**Problem statement**
Make an exact copy of the records, with the pictures left out.

**Listing**
* begin *
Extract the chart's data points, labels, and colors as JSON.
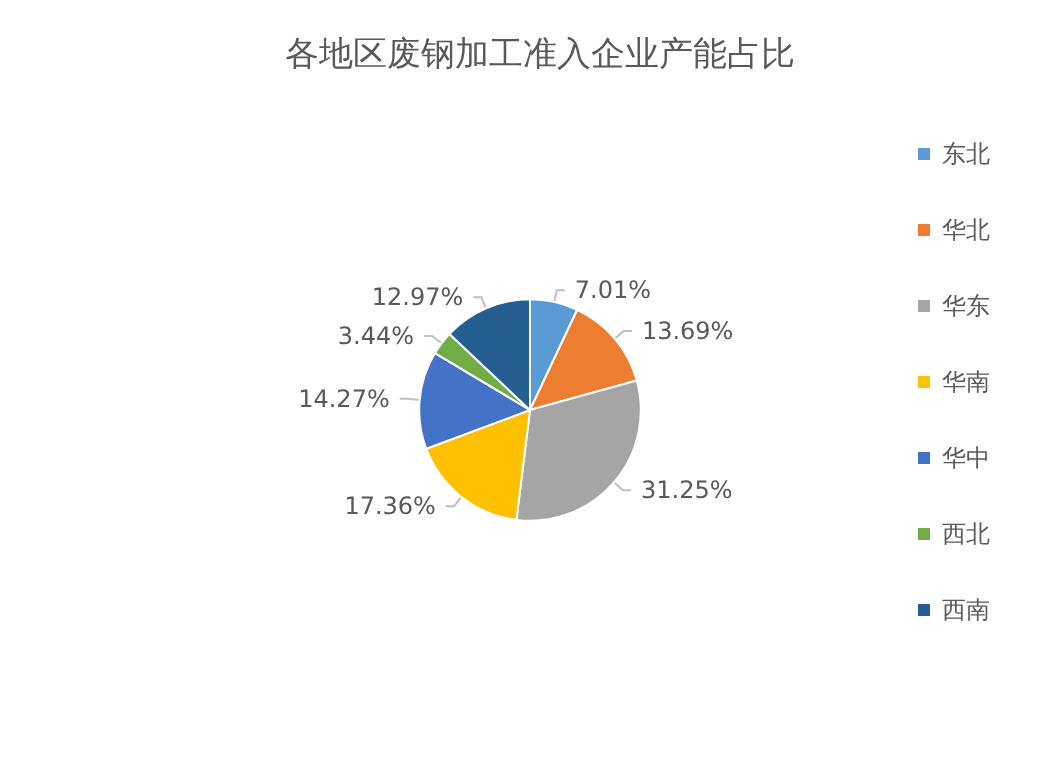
{
  "chart_data": {
    "type": "pie",
    "title": "各地区废钢加工准入企业产能占比",
    "categories": [
      "东北",
      "华北",
      "华东",
      "华南",
      "华中",
      "西北",
      "西南"
    ],
    "values": [
      7.01,
      13.69,
      31.25,
      17.36,
      14.27,
      3.44,
      12.97
    ],
    "value_labels": [
      "7.01%",
      "13.69%",
      "31.25%",
      "17.36%",
      "14.27%",
      "3.44%",
      "12.97%"
    ],
    "colors": [
      "#5b9bd5",
      "#ed7d31",
      "#a5a5a5",
      "#ffc000",
      "#4472c4",
      "#70ad47",
      "#255e91"
    ],
    "legend": "right"
  }
}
* end *
**Reply**
Extract the chart's data points, labels, and colors as JSON.
{
  "chart_data": {
    "type": "pie",
    "title": "各地区废钢加工准入企业产能占比",
    "categories": [
      "东北",
      "华北",
      "华东",
      "华南",
      "华中",
      "西北",
      "西南"
    ],
    "values": [
      7.01,
      13.69,
      31.25,
      17.36,
      14.27,
      3.44,
      12.97
    ],
    "value_labels": [
      "7.01%",
      "13.69%",
      "31.25%",
      "17.36%",
      "14.27%",
      "3.44%",
      "12.97%"
    ],
    "colors": [
      "#5b9bd5",
      "#ed7d31",
      "#a5a5a5",
      "#ffc000",
      "#4472c4",
      "#70ad47",
      "#255e91"
    ],
    "legend": "right"
  }
}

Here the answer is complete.